WHAT YOU NEED TO DO: Extract the complete listing and output it unchanged.
○ ○ ○ ○ ○ ○ ○
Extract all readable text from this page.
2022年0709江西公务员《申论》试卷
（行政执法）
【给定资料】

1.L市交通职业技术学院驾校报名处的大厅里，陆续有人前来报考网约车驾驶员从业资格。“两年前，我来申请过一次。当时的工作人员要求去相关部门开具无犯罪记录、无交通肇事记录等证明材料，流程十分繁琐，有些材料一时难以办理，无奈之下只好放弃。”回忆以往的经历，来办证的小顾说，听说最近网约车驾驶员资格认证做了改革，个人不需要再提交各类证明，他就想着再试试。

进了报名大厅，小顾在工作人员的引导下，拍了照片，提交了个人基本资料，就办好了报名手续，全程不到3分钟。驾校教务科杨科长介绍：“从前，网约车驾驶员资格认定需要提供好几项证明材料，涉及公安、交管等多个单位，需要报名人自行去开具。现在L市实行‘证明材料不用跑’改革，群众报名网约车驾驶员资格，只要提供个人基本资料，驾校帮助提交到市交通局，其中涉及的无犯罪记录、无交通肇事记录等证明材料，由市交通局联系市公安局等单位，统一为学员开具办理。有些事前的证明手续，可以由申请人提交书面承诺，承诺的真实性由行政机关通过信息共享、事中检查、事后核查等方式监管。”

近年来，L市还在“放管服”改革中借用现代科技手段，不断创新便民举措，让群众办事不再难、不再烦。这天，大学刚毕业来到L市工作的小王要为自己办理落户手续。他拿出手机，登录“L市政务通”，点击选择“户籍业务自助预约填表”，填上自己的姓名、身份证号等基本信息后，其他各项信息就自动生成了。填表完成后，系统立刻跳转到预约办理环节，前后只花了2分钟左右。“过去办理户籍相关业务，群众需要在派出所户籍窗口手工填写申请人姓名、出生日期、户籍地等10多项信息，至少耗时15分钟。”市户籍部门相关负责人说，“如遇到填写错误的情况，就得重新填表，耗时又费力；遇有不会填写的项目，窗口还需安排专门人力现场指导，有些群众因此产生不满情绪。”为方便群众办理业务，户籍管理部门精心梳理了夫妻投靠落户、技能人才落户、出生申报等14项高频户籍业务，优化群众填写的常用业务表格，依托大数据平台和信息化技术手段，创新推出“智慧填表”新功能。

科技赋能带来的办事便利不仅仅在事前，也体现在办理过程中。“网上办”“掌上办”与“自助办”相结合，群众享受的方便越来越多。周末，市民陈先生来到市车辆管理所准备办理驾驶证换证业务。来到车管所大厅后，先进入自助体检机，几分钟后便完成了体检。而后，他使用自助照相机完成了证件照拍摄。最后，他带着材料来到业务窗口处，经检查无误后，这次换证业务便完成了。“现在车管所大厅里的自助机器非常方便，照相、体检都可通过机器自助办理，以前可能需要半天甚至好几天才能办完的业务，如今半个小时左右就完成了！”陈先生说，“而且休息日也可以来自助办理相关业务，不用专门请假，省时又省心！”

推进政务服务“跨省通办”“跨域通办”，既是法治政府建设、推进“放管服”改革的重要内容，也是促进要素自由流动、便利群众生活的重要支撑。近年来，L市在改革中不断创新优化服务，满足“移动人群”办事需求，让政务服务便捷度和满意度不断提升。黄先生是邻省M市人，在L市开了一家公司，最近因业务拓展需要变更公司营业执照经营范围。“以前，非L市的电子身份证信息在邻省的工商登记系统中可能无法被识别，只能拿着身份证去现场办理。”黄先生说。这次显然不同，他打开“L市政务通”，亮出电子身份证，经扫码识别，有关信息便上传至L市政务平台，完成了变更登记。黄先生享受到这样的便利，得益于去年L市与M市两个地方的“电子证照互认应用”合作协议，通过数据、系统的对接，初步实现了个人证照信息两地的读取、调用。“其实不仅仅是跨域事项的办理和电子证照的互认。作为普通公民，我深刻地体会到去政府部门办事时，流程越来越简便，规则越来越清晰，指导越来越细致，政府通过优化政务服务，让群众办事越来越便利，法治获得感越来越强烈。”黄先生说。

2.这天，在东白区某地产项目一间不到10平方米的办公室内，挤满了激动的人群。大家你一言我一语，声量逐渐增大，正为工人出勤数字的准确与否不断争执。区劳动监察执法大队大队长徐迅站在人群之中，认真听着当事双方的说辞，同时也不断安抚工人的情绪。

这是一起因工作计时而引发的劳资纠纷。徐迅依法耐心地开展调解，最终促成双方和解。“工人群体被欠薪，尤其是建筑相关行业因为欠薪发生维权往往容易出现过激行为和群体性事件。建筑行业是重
○ ○ ○ ○ ○ ○ ○
RESPONSE TO THE TASK:
Extract all readable text from this page.
2022年0709江西公务员《申论》试卷
（行政执法）
【给定资料】

1.L市交通职业技术学院驾校报名处的大厅里，陆续有人前来报考网约车驾驶员从业资格。“两年前，我来申请过一次。当时的工作人员要求去相关部门开具无犯罪记录、无交通肇事记录等证明材料，流程十分繁琐，有些材料一时难以办理，无奈之下只好放弃。”回忆以往的经历，来办证的小顾说，听说最近网约车驾驶员资格认证做了改革，个人不需要再提交各类证明，他就想着再试试。

进了报名大厅，小顾在工作人员的引导下，拍了照片，提交了个人基本资料，就办好了报名手续，全程不到3分钟。驾校教务科杨科长介绍：“从前，网约车驾驶员资格认定需要提供好几项证明材料，涉及公安、交管等多个单位，需要报名人自行去开具。现在L市实行‘证明材料不用跑’改革，群众报名网约车驾驶员资格，只要提供个人基本资料，驾校帮助提交到市交通局，其中涉及的无犯罪记录、无交通肇事记录等证明材料，由市交通局联系市公安局等单位，统一为学员开具办理。有些事前的证明手续，可以由申请人提交书面承诺，承诺的真实性由行政机关通过信息共享、事中检查、事后核查等方式监管。”

近年来，L市还在“放管服”改革中借用现代科技手段，不断创新便民举措，让群众办事不再难、不再烦。这天，大学刚毕业来到L市工作的小王要为自己办理落户手续。他拿出手机，登录“L市政务通”，点击选择“户籍业务自助预约填表”，填上自己的姓名、身份证号等基本信息后，其他各项信息就自动生成了。填表完成后，系统立刻跳转到预约办理环节，前后只花了2分钟左右。“过去办理户籍相关业务，群众需要在派出所户籍窗口手工填写申请人姓名、出生日期、户籍地等10多项信息，至少耗时15分钟。”市户籍部门相关负责人说，“如遇到填写错误的情况，就得重新填表，耗时又费力；遇有不会填写的项目，窗口还需安排专门人力现场指导，有些群众因此产生不满情绪。”为方便群众办理业务，户籍管理部门精心梳理了夫妻投靠落户、技能人才落户、出生申报等14项高频户籍业务，优化群众填写的常用业务表格，依托大数据平台和信息化技术手段，创新推出“智慧填表”新功能。

科技赋能带来的办事便利不仅仅在事前，也体现在办理过程中。“网上办”“掌上办”与“自助办”相结合，群众享受的方便越来越多。周末，市民陈先生来到市车辆管理所准备办理驾驶证换证业务。来到车管所大厅后，先进入自助体检机，几分钟后便完成了体检。而后，他使用自助照相机完成了证件照拍摄。最后，他带着材料来到业务窗口处，经检查无误后，这次换证业务便完成了。“现在车管所大厅里的自助机器非常方便，照相、体检都可通过机器自助办理，以前可能需要半天甚至好几天才能办完的业务，如今半个小时左右就完成了！”陈先生说，“而且休息日也可以来自助办理相关业务，不用专门请假，省时又省心！”

推进政务服务“跨省通办”“跨域通办”，既是法治政府建设、推进“放管服”改革的重要内容，也是促进要素自由流动、便利群众生活的重要支撑。近年来，L市在改革中不断创新优化服务，满足“移动人群”办事需求，让政务服务便捷度和满意度不断提升。黄先生是邻省M市人，在L市开了一家公司，最近因业务拓展需要变更公司营业执照经营范围。“以前，非L市的电子身份证信息在邻省的工商登记系统中可能无法被识别，只能拿着身份证去现场办理。”黄先生说。这次显然不同，他打开“L市政务通”，亮出电子身份证，经扫码识别，有关信息便上传至L市政务平台，完成了变更登记。黄先生享受到这样的便利，得益于去年L市与M市两个地方的“电子证照互认应用”合作协议，通过数据、系统的对接，初步实现了个人证照信息两地的读取、调用。“其实不仅仅是跨域事项的办理和电子证照的互认。作为普通公民，我深刻地体会到去政府部门办事时，流程越来越简便，规则越来越清晰，指导越来越细致，政府通过优化政务服务，让群众办事越来越便利，法治获得感越来越强烈。”黄先生说。

2.这天，在东白区某地产项目一间不到10平方米的办公室内，挤满了激动的人群。大家你一言我一语，声量逐渐增大，正为工人出勤数字的准确与否不断争执。区劳动监察执法大队大队长徐迅站在人群之中，认真听着当事双方的说辞，同时也不断安抚工人的情绪。

这是一起因工作计时而引发的劳资纠纷。徐迅依法耐心地开展调解，最终促成双方和解。“工人群体被欠薪，尤其是建筑相关行业因为欠薪发生维权往往容易出现过激行为和群体性事件。建筑行业是重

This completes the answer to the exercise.